Put each line of the records below into a Markdown table with the columns Row and Line, numbering the rows in order and leaving out blank lines.

— BEGIN DATA SUPPLIED —

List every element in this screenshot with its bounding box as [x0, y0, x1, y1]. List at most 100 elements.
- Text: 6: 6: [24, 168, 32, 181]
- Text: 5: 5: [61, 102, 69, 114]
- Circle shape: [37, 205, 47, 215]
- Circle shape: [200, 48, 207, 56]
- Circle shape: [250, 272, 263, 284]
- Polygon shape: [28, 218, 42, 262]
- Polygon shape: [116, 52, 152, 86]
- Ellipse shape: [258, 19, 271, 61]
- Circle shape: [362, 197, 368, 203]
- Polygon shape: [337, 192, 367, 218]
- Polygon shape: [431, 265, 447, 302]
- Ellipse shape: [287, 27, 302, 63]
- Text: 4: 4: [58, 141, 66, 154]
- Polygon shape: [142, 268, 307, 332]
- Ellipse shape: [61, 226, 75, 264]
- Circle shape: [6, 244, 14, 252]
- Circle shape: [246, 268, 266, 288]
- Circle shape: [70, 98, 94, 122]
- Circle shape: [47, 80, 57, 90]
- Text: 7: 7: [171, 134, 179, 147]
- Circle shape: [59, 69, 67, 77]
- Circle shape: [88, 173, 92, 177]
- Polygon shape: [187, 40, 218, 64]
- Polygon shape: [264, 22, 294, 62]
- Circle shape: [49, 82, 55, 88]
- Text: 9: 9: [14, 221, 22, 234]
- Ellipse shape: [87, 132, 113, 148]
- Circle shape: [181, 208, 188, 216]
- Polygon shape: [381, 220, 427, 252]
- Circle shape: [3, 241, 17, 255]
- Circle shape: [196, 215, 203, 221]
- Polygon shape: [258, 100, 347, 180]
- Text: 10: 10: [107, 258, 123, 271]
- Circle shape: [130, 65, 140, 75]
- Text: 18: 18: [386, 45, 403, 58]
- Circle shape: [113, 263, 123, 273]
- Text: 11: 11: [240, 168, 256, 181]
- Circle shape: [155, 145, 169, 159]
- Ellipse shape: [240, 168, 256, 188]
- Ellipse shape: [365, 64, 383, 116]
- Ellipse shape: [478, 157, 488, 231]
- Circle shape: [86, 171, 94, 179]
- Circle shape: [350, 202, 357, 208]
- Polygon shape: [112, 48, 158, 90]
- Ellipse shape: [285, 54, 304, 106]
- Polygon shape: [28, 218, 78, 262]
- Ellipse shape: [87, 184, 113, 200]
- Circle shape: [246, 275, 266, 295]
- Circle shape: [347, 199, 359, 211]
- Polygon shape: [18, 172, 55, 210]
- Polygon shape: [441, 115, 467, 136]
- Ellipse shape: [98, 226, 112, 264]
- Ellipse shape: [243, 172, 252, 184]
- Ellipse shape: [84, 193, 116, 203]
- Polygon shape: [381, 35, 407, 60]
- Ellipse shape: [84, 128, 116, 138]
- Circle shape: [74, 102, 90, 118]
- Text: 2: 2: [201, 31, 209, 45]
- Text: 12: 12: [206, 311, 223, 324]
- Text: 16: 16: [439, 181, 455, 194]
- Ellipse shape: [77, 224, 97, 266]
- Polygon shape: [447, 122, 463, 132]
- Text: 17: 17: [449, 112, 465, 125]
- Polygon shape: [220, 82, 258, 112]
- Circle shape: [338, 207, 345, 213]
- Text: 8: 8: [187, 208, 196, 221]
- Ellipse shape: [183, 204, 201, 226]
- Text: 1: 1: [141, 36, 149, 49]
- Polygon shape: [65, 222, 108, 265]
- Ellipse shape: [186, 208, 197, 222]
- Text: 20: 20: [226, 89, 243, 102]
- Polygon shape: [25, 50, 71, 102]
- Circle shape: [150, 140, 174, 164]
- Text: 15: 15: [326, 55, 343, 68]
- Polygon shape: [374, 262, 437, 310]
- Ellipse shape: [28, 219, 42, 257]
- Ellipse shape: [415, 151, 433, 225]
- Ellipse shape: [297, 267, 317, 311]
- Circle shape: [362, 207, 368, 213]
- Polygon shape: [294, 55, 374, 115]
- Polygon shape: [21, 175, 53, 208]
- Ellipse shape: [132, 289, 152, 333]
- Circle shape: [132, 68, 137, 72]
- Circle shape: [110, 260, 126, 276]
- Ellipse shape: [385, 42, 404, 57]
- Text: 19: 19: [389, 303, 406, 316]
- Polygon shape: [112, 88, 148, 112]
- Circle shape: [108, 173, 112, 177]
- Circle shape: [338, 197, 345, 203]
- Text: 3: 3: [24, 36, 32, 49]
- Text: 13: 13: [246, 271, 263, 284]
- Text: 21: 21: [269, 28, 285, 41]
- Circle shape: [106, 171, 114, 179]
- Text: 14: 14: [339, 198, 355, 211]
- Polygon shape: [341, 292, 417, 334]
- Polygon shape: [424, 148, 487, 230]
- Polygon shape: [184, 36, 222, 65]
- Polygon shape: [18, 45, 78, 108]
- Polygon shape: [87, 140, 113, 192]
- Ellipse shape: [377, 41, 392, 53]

— END DATA SUPPLIED —

§ RESPONSE TO THIS TASK
| Row | Line |
|---|---|
| 1 | List every element in this screenshot with its bounding box as [x0, y0, x1, y1]. List at most 100 elements. |
| 2 | - Text: 6: 6: [24, 168, 32, 181] |
| 3 | - Text: 5: 5: [61, 102, 69, 114] |
| 4 | - Circle shape: [37, 205, 47, 215] |
| 5 | - Circle shape: [200, 48, 207, 56] |
| 6 | - Circle shape: [250, 272, 263, 284] |
| 7 | - Polygon shape: [28, 218, 42, 262] |
| 8 | - Polygon shape: [116, 52, 152, 86] |
| 9 | - Ellipse shape: [258, 19, 271, 61] |
| 10 | - Circle shape: [362, 197, 368, 203] |
| 11 | - Polygon shape: [337, 192, 367, 218] |
| 12 | - Polygon shape: [431, 265, 447, 302] |
| 13 | - Ellipse shape: [287, 27, 302, 63] |
| 14 | - Text: 4: 4: [58, 141, 66, 154] |
| 15 | - Polygon shape: [142, 268, 307, 332] |
| 16 | - Ellipse shape: [61, 226, 75, 264] |
| 17 | - Circle shape: [6, 244, 14, 252] |
| 18 | - Circle shape: [246, 268, 266, 288] |
| 19 | - Circle shape: [70, 98, 94, 122] |
| 20 | - Circle shape: [47, 80, 57, 90] |
| 21 | - Text: 7: 7: [171, 134, 179, 147] |
| 22 | - Circle shape: [59, 69, 67, 77] |
| 23 | - Circle shape: [88, 173, 92, 177] |
| 24 | - Polygon shape: [187, 40, 218, 64] |
| 25 | - Polygon shape: [264, 22, 294, 62] |
| 26 | - Circle shape: [49, 82, 55, 88] |
| 27 | - Text: 9: 9: [14, 221, 22, 234] |
| 28 | - Ellipse shape: [87, 132, 113, 148] |
| 29 | - Circle shape: [181, 208, 188, 216] |
| 30 | - Polygon shape: [381, 220, 427, 252] |
| 31 | - Circle shape: [3, 241, 17, 255] |
| 32 | - Circle shape: [196, 215, 203, 221] |
| 33 | - Polygon shape: [258, 100, 347, 180] |
| 34 | - Text: 10: 10: [107, 258, 123, 271] |
| 35 | - Circle shape: [130, 65, 140, 75] |
| 36 | - Text: 18: 18: [386, 45, 403, 58] |
| 37 | - Circle shape: [113, 263, 123, 273] |
| 38 | - Text: 11: 11: [240, 168, 256, 181] |
| 39 | - Circle shape: [155, 145, 169, 159] |
| 40 | - Ellipse shape: [240, 168, 256, 188] |
| 41 | - Ellipse shape: [365, 64, 383, 116] |
| 42 | - Ellipse shape: [478, 157, 488, 231] |
| 43 | - Circle shape: [86, 171, 94, 179] |
| 44 | - Circle shape: [350, 202, 357, 208] |
| 45 | - Polygon shape: [112, 48, 158, 90] |
| 46 | - Ellipse shape: [285, 54, 304, 106] |
| 47 | - Polygon shape: [28, 218, 78, 262] |
| 48 | - Ellipse shape: [87, 184, 113, 200] |
| 49 | - Circle shape: [246, 275, 266, 295] |
| 50 | - Circle shape: [347, 199, 359, 211] |
| 51 | - Polygon shape: [18, 172, 55, 210] |
| 52 | - Polygon shape: [441, 115, 467, 136] |
| 53 | - Ellipse shape: [98, 226, 112, 264] |
| 54 | - Ellipse shape: [243, 172, 252, 184] |
| 55 | - Ellipse shape: [84, 193, 116, 203] |
| 56 | - Polygon shape: [381, 35, 407, 60] |
| 57 | - Ellipse shape: [84, 128, 116, 138] |
| 58 | - Circle shape: [74, 102, 90, 118] |
| 59 | - Text: 2: 2: [201, 31, 209, 45] |
| 60 | - Text: 12: 12: [206, 311, 223, 324] |
| 61 | - Text: 16: 16: [439, 181, 455, 194] |
| 62 | - Ellipse shape: [77, 224, 97, 266] |
| 63 | - Polygon shape: [447, 122, 463, 132] |
| 64 | - Text: 17: 17: [449, 112, 465, 125] |
| 65 | - Polygon shape: [220, 82, 258, 112] |
| 66 | - Circle shape: [338, 207, 345, 213] |
| 67 | - Text: 8: 8: [187, 208, 196, 221] |
| 68 | - Ellipse shape: [183, 204, 201, 226] |
| 69 | - Text: 1: 1: [141, 36, 149, 49] |
| 70 | - Polygon shape: [65, 222, 108, 265] |
| 71 | - Ellipse shape: [186, 208, 197, 222] |
| 72 | - Text: 20: 20: [226, 89, 243, 102] |
| 73 | - Polygon shape: [25, 50, 71, 102] |
| 74 | - Circle shape: [150, 140, 174, 164] |
| 75 | - Text: 15: 15: [326, 55, 343, 68] |
| 76 | - Polygon shape: [374, 262, 437, 310] |
| 77 | - Ellipse shape: [28, 219, 42, 257] |
| 78 | - Ellipse shape: [415, 151, 433, 225] |
| 79 | - Ellipse shape: [297, 267, 317, 311] |
| 80 | - Circle shape: [362, 207, 368, 213] |
| 81 | - Polygon shape: [294, 55, 374, 115] |
| 82 | - Polygon shape: [21, 175, 53, 208] |
| 83 | - Ellipse shape: [132, 289, 152, 333] |
| 84 | - Circle shape: [132, 68, 137, 72] |
| 85 | - Circle shape: [110, 260, 126, 276] |
| 86 | - Ellipse shape: [385, 42, 404, 57] |
| 87 | - Text: 19: 19: [389, 303, 406, 316] |
| 88 | - Polygon shape: [112, 88, 148, 112] |
| 89 | - Circle shape: [108, 173, 112, 177] |
| 90 | - Circle shape: [338, 197, 345, 203] |
| 91 | - Text: 3: 3: [24, 36, 32, 49] |
| 92 | - Text: 13: 13: [246, 271, 263, 284] |
| 93 | - Text: 21: 21: [269, 28, 285, 41] |
| 94 | - Circle shape: [106, 171, 114, 179] |
| 95 | - Text: 14: 14: [339, 198, 355, 211] |
| 96 | - Polygon shape: [341, 292, 417, 334] |
| 97 | - Polygon shape: [424, 148, 487, 230] |
| 98 | - Polygon shape: [184, 36, 222, 65] |
| 99 | - Polygon shape: [18, 45, 78, 108] |
| 100 | - Polygon shape: [87, 140, 113, 192] |
| 101 | - Ellipse shape: [377, 41, 392, 53] |